• Short exercise:
In the text about the Molten Front dailies, which daily quest does the writer say gives healers a slight advantage?

I do kind of wonder where all those NPC druids come from. Weren't druids supposed to be semi-rare once upon a time? Now there seem to be four of them for every player regardless of class... Also, I can't decide whether the random named NPCs that show up to help you are simply funny or bordering on ridiculous. They make funny quips while fighting, but I can't help but find it slightly weird that Mog'dorg the Wizened for example has come all the way from Blade's Edge Mountains just to help me with my dailies. People like Budd or the paladins from Eastern Plaguelands make sense to me, but... Chromie? I thought you'd be better than having to do dailies like some random schmuck!

I'm a bit undecided about the Molten Front itself. I've enjoyed watching the tree grow (the "personal phasing" works quite well as far as I'm concerned), and I like that the initial set of dailies are all very forgiving towards people who may not be very well-geared or questing in a non-dps spec. There are so many NPCs around and fighting that it's easy to pick and choose your battles even when it's busy. I think Burn Victims is also the first daily in the history of ever where being a healer actually gives you a slight advantage! On the other hand, the quests are fairly repetitive, with every day consisting of the same round of mob-killing and clicking on some sparklies on the ground. I don't mind plain old kill quests at all if I can construct my own story around them, but if they are supposed to be part of an epic pre-made story of how I single-handedly conquer the Firelands by doing daily quests (or something) then I expect a bit more.

• Extracted data:
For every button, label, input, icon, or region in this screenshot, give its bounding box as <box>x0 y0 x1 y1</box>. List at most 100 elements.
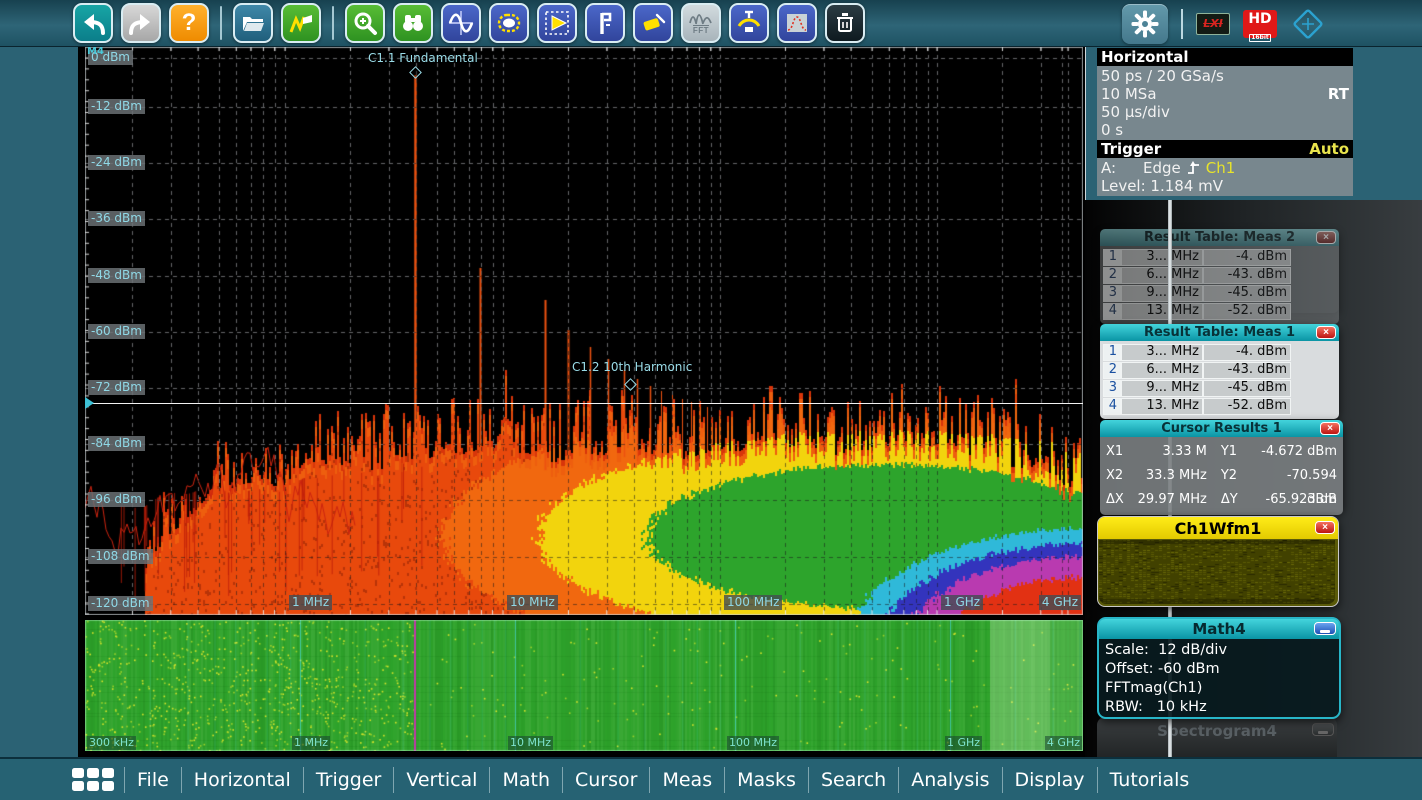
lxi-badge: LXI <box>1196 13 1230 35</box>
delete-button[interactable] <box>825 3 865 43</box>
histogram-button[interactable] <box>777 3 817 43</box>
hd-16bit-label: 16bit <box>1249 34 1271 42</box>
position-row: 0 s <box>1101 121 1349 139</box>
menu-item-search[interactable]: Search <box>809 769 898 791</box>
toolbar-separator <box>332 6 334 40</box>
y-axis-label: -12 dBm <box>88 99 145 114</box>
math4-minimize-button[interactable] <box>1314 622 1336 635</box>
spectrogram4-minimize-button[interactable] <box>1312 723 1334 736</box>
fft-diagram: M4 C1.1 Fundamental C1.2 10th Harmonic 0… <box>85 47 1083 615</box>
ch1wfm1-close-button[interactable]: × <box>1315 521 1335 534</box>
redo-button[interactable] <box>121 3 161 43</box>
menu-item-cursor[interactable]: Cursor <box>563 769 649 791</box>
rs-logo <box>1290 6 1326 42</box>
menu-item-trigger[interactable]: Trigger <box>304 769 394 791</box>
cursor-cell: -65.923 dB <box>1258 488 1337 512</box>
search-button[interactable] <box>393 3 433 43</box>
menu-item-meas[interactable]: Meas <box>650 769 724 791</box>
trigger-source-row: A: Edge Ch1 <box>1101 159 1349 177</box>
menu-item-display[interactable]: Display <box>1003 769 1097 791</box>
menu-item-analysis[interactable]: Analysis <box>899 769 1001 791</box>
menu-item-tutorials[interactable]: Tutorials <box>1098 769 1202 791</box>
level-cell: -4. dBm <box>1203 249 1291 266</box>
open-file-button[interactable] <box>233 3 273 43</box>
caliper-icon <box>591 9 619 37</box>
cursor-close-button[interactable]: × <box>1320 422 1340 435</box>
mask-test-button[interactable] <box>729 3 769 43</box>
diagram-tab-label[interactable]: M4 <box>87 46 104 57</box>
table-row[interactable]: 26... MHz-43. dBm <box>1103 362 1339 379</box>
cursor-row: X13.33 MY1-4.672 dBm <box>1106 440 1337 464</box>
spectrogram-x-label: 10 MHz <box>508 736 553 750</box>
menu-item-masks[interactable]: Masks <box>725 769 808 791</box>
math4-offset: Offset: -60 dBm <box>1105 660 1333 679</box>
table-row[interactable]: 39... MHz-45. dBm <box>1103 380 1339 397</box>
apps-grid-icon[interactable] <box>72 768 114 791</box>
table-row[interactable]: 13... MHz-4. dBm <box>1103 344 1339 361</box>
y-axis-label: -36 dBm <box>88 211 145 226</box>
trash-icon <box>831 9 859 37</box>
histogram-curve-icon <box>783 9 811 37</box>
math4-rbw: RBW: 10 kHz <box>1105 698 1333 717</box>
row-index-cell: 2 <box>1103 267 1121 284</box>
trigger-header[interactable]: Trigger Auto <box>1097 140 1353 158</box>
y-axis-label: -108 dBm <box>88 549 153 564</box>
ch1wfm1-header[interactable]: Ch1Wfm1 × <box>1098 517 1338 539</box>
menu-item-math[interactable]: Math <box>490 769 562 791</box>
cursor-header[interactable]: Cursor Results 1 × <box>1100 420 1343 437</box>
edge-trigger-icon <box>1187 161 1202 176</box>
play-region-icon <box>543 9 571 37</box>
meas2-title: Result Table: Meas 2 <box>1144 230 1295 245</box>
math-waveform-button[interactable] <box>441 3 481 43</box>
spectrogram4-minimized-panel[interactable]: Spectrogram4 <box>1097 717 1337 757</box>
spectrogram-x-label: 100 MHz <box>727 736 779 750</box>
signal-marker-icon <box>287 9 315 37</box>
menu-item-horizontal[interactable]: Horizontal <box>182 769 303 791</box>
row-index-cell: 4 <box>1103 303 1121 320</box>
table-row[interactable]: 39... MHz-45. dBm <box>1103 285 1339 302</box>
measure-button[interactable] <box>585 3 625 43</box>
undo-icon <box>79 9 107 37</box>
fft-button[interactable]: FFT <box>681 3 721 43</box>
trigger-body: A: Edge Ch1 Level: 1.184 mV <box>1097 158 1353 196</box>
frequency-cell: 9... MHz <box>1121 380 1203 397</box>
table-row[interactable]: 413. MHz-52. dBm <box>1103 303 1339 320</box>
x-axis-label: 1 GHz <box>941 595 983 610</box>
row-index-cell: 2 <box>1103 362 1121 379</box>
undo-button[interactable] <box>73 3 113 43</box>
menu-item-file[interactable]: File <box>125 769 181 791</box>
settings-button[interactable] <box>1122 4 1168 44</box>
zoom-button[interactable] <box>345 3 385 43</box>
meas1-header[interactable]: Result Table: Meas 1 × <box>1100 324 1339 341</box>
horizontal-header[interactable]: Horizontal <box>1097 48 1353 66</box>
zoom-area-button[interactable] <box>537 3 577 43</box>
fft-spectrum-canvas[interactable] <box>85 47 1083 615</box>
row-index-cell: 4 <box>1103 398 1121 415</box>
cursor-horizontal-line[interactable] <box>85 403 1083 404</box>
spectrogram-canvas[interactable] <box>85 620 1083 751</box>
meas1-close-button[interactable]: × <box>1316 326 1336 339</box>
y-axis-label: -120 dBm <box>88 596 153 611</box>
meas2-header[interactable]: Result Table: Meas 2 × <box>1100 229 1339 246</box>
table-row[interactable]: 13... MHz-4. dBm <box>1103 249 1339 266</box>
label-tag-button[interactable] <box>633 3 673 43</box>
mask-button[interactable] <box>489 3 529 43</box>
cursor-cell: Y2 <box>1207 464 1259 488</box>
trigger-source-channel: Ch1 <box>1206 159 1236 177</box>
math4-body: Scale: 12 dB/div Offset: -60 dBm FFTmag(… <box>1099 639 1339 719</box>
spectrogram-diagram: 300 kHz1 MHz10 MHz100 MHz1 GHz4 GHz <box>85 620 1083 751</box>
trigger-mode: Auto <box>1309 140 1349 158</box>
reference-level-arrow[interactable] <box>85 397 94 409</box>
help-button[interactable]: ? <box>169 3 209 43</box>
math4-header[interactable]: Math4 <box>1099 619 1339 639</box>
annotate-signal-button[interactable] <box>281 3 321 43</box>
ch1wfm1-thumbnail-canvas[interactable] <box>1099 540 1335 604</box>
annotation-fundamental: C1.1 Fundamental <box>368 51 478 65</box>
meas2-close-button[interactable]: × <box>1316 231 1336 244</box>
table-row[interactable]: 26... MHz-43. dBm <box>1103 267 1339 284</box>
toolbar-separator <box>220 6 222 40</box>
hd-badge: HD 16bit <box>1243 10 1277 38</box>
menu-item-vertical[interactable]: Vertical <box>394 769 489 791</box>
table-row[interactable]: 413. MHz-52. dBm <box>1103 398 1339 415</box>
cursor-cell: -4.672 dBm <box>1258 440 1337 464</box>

• Result:
Burn Victims